** start **

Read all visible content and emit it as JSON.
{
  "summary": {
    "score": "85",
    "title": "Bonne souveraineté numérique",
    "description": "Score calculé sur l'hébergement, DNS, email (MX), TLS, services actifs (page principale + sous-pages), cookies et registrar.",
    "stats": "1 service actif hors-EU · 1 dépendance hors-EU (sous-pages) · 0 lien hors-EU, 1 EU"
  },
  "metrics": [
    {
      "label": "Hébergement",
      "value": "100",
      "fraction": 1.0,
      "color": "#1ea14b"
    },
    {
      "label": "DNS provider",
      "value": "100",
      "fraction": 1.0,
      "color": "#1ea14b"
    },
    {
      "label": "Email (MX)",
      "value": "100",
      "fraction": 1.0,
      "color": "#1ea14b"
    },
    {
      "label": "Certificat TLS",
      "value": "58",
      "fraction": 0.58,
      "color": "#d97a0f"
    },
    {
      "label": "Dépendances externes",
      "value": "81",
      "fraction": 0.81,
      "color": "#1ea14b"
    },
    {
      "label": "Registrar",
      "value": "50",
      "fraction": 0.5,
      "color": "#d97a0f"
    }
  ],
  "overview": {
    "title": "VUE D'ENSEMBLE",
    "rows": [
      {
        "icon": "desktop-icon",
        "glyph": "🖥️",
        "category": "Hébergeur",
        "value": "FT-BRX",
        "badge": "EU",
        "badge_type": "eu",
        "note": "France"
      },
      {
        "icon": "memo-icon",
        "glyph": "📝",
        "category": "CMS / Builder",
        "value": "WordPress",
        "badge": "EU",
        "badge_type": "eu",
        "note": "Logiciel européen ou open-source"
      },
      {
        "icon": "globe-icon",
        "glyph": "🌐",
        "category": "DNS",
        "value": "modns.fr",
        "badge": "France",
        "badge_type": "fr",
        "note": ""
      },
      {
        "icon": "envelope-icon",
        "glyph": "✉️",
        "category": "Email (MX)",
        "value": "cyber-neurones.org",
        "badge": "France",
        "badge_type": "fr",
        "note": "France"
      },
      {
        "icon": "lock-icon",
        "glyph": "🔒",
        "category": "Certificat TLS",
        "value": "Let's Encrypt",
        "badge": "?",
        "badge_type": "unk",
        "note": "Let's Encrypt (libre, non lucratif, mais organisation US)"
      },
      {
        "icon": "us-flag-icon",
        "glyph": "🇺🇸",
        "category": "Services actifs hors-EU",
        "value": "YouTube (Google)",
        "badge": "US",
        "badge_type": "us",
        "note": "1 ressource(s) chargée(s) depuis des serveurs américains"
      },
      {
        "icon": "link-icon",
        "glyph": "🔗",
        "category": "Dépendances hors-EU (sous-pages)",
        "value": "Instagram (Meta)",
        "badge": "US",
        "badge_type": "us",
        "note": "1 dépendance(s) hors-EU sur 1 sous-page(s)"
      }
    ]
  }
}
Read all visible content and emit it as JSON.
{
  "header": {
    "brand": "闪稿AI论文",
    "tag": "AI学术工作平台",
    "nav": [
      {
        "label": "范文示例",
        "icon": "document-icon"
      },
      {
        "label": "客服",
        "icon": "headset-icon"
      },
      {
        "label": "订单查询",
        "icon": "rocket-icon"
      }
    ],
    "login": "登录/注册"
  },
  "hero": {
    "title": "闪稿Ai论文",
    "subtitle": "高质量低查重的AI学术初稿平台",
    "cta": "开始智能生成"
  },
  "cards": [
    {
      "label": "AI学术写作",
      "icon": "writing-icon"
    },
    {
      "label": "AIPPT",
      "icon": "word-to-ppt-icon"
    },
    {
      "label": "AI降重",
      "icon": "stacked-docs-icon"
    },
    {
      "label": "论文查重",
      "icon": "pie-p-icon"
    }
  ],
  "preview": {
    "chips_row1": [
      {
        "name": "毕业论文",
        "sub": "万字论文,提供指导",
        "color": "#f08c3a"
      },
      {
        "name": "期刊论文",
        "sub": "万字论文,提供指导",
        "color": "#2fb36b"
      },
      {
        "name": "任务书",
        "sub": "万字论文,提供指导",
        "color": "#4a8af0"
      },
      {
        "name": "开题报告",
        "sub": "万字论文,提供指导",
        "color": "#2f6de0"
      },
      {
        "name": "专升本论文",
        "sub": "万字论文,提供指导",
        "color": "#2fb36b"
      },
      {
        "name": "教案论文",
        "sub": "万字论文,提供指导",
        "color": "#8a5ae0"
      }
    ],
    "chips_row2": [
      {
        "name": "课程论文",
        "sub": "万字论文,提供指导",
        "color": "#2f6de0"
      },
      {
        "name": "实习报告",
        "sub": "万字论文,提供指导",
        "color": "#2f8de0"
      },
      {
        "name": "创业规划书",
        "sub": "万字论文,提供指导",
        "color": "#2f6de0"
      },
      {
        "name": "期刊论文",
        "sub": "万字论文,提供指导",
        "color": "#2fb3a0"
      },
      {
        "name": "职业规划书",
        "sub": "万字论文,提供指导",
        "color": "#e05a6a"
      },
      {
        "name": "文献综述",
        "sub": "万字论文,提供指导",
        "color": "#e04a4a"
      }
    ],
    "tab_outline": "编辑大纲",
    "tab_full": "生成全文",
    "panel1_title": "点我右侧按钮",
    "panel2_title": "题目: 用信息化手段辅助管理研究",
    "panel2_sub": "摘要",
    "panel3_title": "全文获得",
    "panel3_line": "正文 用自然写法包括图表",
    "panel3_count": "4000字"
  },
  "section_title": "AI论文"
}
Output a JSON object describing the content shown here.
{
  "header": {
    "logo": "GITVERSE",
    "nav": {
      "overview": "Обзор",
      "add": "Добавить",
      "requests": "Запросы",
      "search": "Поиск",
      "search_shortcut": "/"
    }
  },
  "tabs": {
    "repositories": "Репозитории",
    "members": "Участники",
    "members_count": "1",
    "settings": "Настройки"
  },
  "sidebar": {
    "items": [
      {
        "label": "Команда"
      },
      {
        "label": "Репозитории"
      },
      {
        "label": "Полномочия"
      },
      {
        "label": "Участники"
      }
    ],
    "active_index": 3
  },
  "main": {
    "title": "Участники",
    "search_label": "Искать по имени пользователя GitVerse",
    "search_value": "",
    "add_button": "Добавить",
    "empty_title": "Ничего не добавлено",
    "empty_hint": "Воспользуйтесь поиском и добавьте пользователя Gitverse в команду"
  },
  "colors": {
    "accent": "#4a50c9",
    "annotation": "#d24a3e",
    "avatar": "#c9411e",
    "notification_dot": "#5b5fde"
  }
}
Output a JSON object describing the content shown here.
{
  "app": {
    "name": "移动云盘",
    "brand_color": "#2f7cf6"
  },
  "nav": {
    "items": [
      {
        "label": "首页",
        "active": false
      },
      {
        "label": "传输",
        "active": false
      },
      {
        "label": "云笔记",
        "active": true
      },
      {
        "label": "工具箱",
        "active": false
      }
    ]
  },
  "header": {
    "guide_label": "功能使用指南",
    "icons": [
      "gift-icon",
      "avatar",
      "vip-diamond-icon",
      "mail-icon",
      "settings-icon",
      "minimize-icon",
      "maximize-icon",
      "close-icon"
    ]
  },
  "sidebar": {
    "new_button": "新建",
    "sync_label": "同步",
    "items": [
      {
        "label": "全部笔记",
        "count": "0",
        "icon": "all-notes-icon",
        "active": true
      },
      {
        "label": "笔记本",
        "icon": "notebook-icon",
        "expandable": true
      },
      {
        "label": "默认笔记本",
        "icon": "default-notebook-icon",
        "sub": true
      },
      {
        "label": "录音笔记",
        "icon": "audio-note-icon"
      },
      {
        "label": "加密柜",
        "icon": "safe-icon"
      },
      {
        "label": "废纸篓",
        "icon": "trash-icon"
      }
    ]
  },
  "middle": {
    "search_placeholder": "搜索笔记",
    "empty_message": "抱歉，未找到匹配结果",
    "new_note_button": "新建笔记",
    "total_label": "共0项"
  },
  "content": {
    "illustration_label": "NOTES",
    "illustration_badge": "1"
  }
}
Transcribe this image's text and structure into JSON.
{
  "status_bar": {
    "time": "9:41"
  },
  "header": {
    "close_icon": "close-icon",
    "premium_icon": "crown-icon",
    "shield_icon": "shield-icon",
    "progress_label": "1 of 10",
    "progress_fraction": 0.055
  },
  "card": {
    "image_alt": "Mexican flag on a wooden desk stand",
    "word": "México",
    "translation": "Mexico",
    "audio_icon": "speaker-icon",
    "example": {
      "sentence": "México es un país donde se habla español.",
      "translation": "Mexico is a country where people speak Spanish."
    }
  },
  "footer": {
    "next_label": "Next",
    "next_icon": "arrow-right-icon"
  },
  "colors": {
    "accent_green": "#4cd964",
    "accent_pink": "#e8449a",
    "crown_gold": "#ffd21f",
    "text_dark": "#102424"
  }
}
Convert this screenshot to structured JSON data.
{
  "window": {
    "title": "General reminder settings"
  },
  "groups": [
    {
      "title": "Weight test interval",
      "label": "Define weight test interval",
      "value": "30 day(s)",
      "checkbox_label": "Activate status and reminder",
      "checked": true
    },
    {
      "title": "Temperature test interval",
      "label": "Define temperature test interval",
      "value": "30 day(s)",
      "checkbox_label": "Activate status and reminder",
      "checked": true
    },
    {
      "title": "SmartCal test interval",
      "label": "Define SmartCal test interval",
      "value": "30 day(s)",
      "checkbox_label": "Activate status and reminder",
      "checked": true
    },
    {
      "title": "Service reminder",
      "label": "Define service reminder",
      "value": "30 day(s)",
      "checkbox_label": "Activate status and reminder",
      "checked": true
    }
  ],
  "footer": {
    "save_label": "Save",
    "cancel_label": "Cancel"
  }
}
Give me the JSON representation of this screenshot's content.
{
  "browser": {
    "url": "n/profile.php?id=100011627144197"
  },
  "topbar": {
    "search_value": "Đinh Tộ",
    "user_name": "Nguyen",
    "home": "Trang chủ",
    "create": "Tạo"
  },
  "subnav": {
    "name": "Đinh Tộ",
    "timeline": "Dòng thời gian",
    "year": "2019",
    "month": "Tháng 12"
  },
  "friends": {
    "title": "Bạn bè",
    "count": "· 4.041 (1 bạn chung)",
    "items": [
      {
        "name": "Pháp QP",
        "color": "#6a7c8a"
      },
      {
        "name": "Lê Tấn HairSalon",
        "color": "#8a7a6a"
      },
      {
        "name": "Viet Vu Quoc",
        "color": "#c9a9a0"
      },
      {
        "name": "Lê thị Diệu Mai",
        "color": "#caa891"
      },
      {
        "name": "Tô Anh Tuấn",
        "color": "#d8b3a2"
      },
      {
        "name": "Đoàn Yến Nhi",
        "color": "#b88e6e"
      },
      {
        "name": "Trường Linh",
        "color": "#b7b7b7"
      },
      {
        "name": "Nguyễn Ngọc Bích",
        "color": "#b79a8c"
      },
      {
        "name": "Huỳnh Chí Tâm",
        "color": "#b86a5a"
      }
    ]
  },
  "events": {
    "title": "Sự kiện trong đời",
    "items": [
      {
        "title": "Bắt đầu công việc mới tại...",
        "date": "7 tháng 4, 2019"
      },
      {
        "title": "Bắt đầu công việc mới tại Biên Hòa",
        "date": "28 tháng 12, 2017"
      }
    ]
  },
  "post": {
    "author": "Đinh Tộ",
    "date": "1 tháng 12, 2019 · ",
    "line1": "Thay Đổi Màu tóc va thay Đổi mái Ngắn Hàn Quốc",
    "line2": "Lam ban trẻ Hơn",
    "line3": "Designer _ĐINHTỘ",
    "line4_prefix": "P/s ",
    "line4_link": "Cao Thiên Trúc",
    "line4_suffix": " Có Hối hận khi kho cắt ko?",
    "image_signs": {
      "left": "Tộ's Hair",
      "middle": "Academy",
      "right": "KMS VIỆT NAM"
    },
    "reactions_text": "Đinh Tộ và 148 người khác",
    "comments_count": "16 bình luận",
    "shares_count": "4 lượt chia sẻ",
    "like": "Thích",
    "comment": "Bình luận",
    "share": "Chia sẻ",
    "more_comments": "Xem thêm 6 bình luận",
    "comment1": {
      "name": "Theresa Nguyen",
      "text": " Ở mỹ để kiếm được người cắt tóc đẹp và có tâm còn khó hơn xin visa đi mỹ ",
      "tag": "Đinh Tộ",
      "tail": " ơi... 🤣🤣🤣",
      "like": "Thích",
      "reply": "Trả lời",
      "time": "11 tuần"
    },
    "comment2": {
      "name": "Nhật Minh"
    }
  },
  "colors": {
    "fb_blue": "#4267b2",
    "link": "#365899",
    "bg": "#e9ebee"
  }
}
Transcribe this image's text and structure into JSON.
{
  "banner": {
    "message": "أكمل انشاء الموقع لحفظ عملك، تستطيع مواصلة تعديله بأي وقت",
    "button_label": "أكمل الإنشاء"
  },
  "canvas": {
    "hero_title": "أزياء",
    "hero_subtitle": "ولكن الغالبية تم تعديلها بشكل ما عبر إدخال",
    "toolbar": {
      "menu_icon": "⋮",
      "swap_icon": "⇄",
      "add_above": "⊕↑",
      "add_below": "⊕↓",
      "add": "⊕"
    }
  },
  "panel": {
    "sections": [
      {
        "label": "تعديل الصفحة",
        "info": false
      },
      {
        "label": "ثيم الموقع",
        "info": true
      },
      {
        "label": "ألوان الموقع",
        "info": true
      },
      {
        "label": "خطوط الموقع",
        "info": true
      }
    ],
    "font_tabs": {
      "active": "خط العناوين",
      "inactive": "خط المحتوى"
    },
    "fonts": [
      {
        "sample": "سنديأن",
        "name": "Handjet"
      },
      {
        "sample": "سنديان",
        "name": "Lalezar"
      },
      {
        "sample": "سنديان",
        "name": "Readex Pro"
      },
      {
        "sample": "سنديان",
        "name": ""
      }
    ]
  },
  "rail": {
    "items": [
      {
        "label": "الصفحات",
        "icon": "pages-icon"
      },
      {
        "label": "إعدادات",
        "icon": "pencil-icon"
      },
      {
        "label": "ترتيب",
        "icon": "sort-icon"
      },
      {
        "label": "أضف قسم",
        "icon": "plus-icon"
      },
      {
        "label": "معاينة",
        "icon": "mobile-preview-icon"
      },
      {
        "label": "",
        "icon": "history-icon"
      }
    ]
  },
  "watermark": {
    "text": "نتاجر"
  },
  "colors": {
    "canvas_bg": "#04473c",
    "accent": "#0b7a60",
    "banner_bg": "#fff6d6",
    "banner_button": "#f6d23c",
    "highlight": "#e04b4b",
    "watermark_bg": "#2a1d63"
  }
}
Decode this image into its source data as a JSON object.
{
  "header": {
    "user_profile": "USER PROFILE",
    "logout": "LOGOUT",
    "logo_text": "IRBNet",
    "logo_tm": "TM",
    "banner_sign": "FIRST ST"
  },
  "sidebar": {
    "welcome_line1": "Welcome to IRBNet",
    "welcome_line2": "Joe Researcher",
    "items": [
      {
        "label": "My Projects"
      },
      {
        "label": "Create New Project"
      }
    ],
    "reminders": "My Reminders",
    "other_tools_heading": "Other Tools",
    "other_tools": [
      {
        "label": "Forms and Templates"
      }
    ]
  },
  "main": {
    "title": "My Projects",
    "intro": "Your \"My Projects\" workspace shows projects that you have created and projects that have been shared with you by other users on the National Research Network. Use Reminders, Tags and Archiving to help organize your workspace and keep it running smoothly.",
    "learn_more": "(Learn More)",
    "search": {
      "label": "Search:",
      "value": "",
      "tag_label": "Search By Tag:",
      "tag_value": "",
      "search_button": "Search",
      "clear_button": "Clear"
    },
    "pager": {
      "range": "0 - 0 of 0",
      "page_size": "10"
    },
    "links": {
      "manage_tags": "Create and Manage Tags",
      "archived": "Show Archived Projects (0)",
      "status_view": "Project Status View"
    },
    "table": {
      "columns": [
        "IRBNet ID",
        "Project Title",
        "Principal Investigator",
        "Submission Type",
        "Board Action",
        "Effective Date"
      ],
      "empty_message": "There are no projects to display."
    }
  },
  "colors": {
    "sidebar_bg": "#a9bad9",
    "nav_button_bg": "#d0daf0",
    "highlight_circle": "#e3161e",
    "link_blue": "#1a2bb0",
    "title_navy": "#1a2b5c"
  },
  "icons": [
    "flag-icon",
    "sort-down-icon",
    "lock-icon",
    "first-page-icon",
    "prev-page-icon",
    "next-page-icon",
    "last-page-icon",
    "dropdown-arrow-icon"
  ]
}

** end **

■ **What to work on**
Give every line of the material that includes the string "Mexico".

■ **Output of the exercise**
    "translation": "Mexico",
      "translation": "Mexico is a country where people speak Spanish."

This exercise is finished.